Collected data entries:
— Start —

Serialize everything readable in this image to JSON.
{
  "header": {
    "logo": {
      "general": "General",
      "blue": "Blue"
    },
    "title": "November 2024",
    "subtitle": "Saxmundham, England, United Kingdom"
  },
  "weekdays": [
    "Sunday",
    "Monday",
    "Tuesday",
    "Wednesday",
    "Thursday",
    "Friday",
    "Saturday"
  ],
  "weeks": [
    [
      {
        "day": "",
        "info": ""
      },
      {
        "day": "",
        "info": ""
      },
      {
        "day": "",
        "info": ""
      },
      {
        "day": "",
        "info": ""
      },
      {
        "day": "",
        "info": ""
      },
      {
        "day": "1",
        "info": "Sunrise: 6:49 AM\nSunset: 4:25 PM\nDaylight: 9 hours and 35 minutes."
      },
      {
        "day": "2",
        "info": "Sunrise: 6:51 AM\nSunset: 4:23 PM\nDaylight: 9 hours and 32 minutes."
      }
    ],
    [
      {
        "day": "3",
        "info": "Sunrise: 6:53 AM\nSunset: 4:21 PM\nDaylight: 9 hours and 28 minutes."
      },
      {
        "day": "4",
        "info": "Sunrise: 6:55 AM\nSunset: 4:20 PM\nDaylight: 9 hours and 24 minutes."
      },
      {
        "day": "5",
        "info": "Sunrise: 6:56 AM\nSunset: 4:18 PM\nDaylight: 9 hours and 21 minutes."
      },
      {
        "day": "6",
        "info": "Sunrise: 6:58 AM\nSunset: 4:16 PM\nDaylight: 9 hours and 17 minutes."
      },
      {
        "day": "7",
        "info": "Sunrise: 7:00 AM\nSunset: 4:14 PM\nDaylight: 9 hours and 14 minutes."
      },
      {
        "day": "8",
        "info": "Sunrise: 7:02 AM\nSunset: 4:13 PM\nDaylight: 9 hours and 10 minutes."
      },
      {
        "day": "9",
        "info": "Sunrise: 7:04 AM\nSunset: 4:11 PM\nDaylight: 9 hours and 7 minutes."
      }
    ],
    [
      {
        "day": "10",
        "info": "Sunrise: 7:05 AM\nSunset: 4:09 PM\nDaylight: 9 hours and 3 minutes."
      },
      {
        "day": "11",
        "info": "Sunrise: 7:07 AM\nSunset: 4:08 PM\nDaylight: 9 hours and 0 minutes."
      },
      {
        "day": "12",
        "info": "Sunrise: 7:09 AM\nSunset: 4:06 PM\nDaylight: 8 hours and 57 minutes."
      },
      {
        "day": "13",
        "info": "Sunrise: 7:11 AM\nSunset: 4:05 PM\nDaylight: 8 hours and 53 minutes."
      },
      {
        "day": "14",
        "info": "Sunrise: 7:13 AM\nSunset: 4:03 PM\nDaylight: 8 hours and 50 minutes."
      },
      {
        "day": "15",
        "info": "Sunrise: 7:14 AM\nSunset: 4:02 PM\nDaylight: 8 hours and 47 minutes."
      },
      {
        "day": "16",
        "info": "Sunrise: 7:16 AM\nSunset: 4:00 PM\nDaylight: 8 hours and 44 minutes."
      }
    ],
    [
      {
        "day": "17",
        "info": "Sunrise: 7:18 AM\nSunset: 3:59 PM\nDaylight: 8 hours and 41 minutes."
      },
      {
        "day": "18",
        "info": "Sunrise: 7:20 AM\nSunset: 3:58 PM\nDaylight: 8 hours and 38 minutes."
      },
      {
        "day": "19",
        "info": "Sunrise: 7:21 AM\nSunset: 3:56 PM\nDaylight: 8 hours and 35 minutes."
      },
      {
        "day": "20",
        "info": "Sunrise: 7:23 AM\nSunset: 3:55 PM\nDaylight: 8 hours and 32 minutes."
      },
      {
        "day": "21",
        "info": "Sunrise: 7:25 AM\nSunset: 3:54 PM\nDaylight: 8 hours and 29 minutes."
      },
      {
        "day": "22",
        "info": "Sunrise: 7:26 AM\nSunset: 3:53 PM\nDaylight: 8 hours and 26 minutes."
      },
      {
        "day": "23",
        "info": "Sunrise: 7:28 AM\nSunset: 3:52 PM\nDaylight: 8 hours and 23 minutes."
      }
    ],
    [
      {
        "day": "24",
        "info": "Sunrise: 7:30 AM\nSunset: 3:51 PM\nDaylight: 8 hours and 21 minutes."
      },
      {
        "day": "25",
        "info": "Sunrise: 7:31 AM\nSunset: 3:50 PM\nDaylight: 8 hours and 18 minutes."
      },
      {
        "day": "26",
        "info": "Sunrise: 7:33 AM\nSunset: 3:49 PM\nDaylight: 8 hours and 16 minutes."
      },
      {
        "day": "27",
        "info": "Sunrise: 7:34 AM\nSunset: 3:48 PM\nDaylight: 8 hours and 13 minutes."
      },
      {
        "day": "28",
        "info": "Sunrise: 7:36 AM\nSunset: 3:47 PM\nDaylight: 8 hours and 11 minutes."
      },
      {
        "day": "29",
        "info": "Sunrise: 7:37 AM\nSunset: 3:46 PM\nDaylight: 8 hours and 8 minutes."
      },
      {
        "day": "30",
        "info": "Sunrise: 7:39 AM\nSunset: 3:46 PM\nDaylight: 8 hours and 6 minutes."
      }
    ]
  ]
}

— End —

- Exercise aim
Copy every record above exactly as it appears.

- Correct answer
Serialize everything readable in this image to JSON.
{
  "header": {
    "logo": {
      "general": "General",
      "blue": "Blue"
    },
    "title": "November 2024",
    "subtitle": "Saxmundham, England, United Kingdom"
  },
  "weekdays": [
    "Sunday",
    "Monday",
    "Tuesday",
    "Wednesday",
    "Thursday",
    "Friday",
    "Saturday"
  ],
  "weeks": [
    [
      {
        "day": "",
        "info": ""
      },
      {
        "day": "",
        "info": ""
      },
      {
        "day": "",
        "info": ""
      },
      {
        "day": "",
        "info": ""
      },
      {
        "day": "",
        "info": ""
      },
      {
        "day": "1",
        "info": "Sunrise: 6:49 AM\nSunset: 4:25 PM\nDaylight: 9 hours and 35 minutes."
      },
      {
        "day": "2",
        "info": "Sunrise: 6:51 AM\nSunset: 4:23 PM\nDaylight: 9 hours and 32 minutes."
      }
    ],
    [
      {
        "day": "3",
        "info": "Sunrise: 6:53 AM\nSunset: 4:21 PM\nDaylight: 9 hours and 28 minutes."
      },
      {
        "day": "4",
        "info": "Sunrise: 6:55 AM\nSunset: 4:20 PM\nDaylight: 9 hours and 24 minutes."
      },
      {
        "day": "5",
        "info": "Sunrise: 6:56 AM\nSunset: 4:18 PM\nDaylight: 9 hours and 21 minutes."
      },
      {
        "day": "6",
        "info": "Sunrise: 6:58 AM\nSunset: 4:16 PM\nDaylight: 9 hours and 17 minutes."
      },
      {
        "day": "7",
        "info": "Sunrise: 7:00 AM\nSunset: 4:14 PM\nDaylight: 9 hours and 14 minutes."
      },
      {
        "day": "8",
        "info": "Sunrise: 7:02 AM\nSunset: 4:13 PM\nDaylight: 9 hours and 10 minutes."
      },
      {
        "day": "9",
        "info": "Sunrise: 7:04 AM\nSunset: 4:11 PM\nDaylight: 9 hours and 7 minutes."
      }
    ],
    [
      {
        "day": "10",
        "info": "Sunrise: 7:05 AM\nSunset: 4:09 PM\nDaylight: 9 hours and 3 minutes."
      },
      {
        "day": "11",
        "info": "Sunrise: 7:07 AM\nSunset: 4:08 PM\nDaylight: 9 hours and 0 minutes."
      },
      {
        "day": "12",
        "info": "Sunrise: 7:09 AM\nSunset: 4:06 PM\nDaylight: 8 hours and 57 minutes."
      },
      {
        "day": "13",
        "info": "Sunrise: 7:11 AM\nSunset: 4:05 PM\nDaylight: 8 hours and 53 minutes."
      },
      {
        "day": "14",
        "info": "Sunrise: 7:13 AM\nSunset: 4:03 PM\nDaylight: 8 hours and 50 minutes."
      },
      {
        "day": "15",
        "info": "Sunrise: 7:14 AM\nSunset: 4:02 PM\nDaylight: 8 hours and 47 minutes."
      },
      {
        "day": "16",
        "info": "Sunrise: 7:16 AM\nSunset: 4:00 PM\nDaylight: 8 hours and 44 minutes."
      }
    ],
    [
      {
        "day": "17",
        "info": "Sunrise: 7:18 AM\nSunset: 3:59 PM\nDaylight: 8 hours and 41 minutes."
      },
      {
        "day": "18",
        "info": "Sunrise: 7:20 AM\nSunset: 3:58 PM\nDaylight: 8 hours and 38 minutes."
      },
      {
        "day": "19",
        "info": "Sunrise: 7:21 AM\nSunset: 3:56 PM\nDaylight: 8 hours and 35 minutes."
      },
      {
        "day": "20",
        "info": "Sunrise: 7:23 AM\nSunset: 3:55 PM\nDaylight: 8 hours and 32 minutes."
      },
      {
        "day": "21",
        "info": "Sunrise: 7:25 AM\nSunset: 3:54 PM\nDaylight: 8 hours and 29 minutes."
      },
      {
        "day": "22",
        "info": "Sunrise: 7:26 AM\nSunset: 3:53 PM\nDaylight: 8 hours and 26 minutes."
      },
      {
        "day": "23",
        "info": "Sunrise: 7:28 AM\nSunset: 3:52 PM\nDaylight: 8 hours and 23 minutes."
      }
    ],
    [
      {
        "day": "24",
        "info": "Sunrise: 7:30 AM\nSunset: 3:51 PM\nDaylight: 8 hours and 21 minutes."
      },
      {
        "day": "25",
        "info": "Sunrise: 7:31 AM\nSunset: 3:50 PM\nDaylight: 8 hours and 18 minutes."
      },
      {
        "day": "26",
        "info": "Sunrise: 7:33 AM\nSunset: 3:49 PM\nDaylight: 8 hours and 16 minutes."
      },
      {
        "day": "27",
        "info": "Sunrise: 7:34 AM\nSunset: 3:48 PM\nDaylight: 8 hours and 13 minutes."
      },
      {
        "day": "28",
        "info": "Sunrise: 7:36 AM\nSunset: 3:47 PM\nDaylight: 8 hours and 11 minutes."
      },
      {
        "day": "29",
        "info": "Sunrise: 7:37 AM\nSunset: 3:46 PM\nDaylight: 8 hours and 8 minutes."
      },
      {
        "day": "30",
        "info": "Sunrise: 7:39 AM\nSunset: 3:46 PM\nDaylight: 8 hours and 6 minutes."
      }
    ]
  ]
}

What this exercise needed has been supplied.